# Record excerpts

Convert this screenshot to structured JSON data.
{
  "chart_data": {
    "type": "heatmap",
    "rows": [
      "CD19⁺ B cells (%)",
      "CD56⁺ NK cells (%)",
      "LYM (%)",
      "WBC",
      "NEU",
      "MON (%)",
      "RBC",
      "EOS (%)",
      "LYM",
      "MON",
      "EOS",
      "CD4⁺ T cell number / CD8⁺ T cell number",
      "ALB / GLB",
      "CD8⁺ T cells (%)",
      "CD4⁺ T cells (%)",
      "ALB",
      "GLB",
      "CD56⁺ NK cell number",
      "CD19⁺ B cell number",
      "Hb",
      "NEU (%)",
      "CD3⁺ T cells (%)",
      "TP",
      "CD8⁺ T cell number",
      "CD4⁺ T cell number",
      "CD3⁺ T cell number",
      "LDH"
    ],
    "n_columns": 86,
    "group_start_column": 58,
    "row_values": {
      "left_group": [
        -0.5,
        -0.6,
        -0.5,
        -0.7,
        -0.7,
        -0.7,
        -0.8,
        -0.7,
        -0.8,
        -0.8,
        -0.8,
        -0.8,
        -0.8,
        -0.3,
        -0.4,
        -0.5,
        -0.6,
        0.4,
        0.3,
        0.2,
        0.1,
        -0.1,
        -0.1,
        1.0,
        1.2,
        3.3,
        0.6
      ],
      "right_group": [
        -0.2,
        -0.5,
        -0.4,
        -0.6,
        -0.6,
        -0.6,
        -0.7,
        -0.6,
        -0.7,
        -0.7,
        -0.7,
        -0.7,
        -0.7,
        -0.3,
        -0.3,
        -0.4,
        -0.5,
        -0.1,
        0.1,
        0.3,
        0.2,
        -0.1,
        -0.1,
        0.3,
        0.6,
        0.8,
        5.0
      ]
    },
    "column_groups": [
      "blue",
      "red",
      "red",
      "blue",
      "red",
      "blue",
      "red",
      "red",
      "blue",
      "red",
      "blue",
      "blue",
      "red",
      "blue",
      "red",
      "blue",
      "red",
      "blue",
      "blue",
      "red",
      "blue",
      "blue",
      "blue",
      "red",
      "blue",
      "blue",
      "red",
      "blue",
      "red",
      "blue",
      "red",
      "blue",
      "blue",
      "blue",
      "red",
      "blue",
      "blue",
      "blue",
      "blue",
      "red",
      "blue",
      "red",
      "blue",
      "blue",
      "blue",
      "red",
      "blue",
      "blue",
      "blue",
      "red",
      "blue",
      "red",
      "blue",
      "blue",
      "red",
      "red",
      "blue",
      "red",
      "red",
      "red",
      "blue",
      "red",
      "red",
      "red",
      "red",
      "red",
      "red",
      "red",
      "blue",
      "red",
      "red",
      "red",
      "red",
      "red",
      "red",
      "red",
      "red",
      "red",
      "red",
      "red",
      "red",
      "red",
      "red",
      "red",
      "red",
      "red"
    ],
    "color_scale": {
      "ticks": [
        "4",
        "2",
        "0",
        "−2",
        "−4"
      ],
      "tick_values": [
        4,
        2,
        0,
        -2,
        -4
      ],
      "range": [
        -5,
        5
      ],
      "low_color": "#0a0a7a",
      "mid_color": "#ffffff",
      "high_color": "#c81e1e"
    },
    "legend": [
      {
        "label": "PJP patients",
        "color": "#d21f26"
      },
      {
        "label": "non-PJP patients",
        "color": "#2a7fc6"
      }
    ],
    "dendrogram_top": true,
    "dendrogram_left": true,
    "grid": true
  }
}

# What you have to do
A precise copy of the whole listing is the expected answer.

# Problem solution
Convert this screenshot to structured JSON data.
{
  "chart_data": {
    "type": "heatmap",
    "rows": [
      "CD19⁺ B cells (%)",
      "CD56⁺ NK cells (%)",
      "LYM (%)",
      "WBC",
      "NEU",
      "MON (%)",
      "RBC",
      "EOS (%)",
      "LYM",
      "MON",
      "EOS",
      "CD4⁺ T cell number / CD8⁺ T cell number",
      "ALB / GLB",
      "CD8⁺ T cells (%)",
      "CD4⁺ T cells (%)",
      "ALB",
      "GLB",
      "CD56⁺ NK cell number",
      "CD19⁺ B cell number",
      "Hb",
      "NEU (%)",
      "CD3⁺ T cells (%)",
      "TP",
      "CD8⁺ T cell number",
      "CD4⁺ T cell number",
      "CD3⁺ T cell number",
      "LDH"
    ],
    "n_columns": 86,
    "group_start_column": 58,
    "row_values": {
      "left_group": [
        -0.5,
        -0.6,
        -0.5,
        -0.7,
        -0.7,
        -0.7,
        -0.8,
        -0.7,
        -0.8,
        -0.8,
        -0.8,
        -0.8,
        -0.8,
        -0.3,
        -0.4,
        -0.5,
        -0.6,
        0.4,
        0.3,
        0.2,
        0.1,
        -0.1,
        -0.1,
        1.0,
        1.2,
        3.3,
        0.6
      ],
      "right_group": [
        -0.2,
        -0.5,
        -0.4,
        -0.6,
        -0.6,
        -0.6,
        -0.7,
        -0.6,
        -0.7,
        -0.7,
        -0.7,
        -0.7,
        -0.7,
        -0.3,
        -0.3,
        -0.4,
        -0.5,
        -0.1,
        0.1,
        0.3,
        0.2,
        -0.1,
        -0.1,
        0.3,
        0.6,
        0.8,
        5.0
      ]
    },
    "column_groups": [
      "blue",
      "red",
      "red",
      "blue",
      "red",
      "blue",
      "red",
      "red",
      "blue",
      "red",
      "blue",
      "blue",
      "red",
      "blue",
      "red",
      "blue",
      "red",
      "blue",
      "blue",
      "red",
      "blue",
      "blue",
      "blue",
      "red",
      "blue",
      "blue",
      "red",
      "blue",
      "red",
      "blue",
      "red",
      "blue",
      "blue",
      "blue",
      "red",
      "blue",
      "blue",
      "blue",
      "blue",
      "red",
      "blue",
      "red",
      "blue",
      "blue",
      "blue",
      "red",
      "blue",
      "blue",
      "blue",
      "red",
      "blue",
      "red",
      "blue",
      "blue",
      "red",
      "red",
      "blue",
      "red",
      "red",
      "red",
      "blue",
      "red",
      "red",
      "red",
      "red",
      "red",
      "red",
      "red",
      "blue",
      "red",
      "red",
      "red",
      "red",
      "red",
      "red",
      "red",
      "red",
      "red",
      "red",
      "red",
      "red",
      "red",
      "red",
      "red",
      "red",
      "red"
    ],
    "color_scale": {
      "ticks": [
        "4",
        "2",
        "0",
        "−2",
        "−4"
      ],
      "tick_values": [
        4,
        2,
        0,
        -2,
        -4
      ],
      "range": [
        -5,
        5
      ],
      "low_color": "#0a0a7a",
      "mid_color": "#ffffff",
      "high_color": "#c81e1e"
    },
    "legend": [
      {
        "label": "PJP patients",
        "color": "#d21f26"
      },
      {
        "label": "non-PJP patients",
        "color": "#2a7fc6"
      }
    ],
    "dendrogram_top": true,
    "dendrogram_left": true,
    "grid": true
  }
}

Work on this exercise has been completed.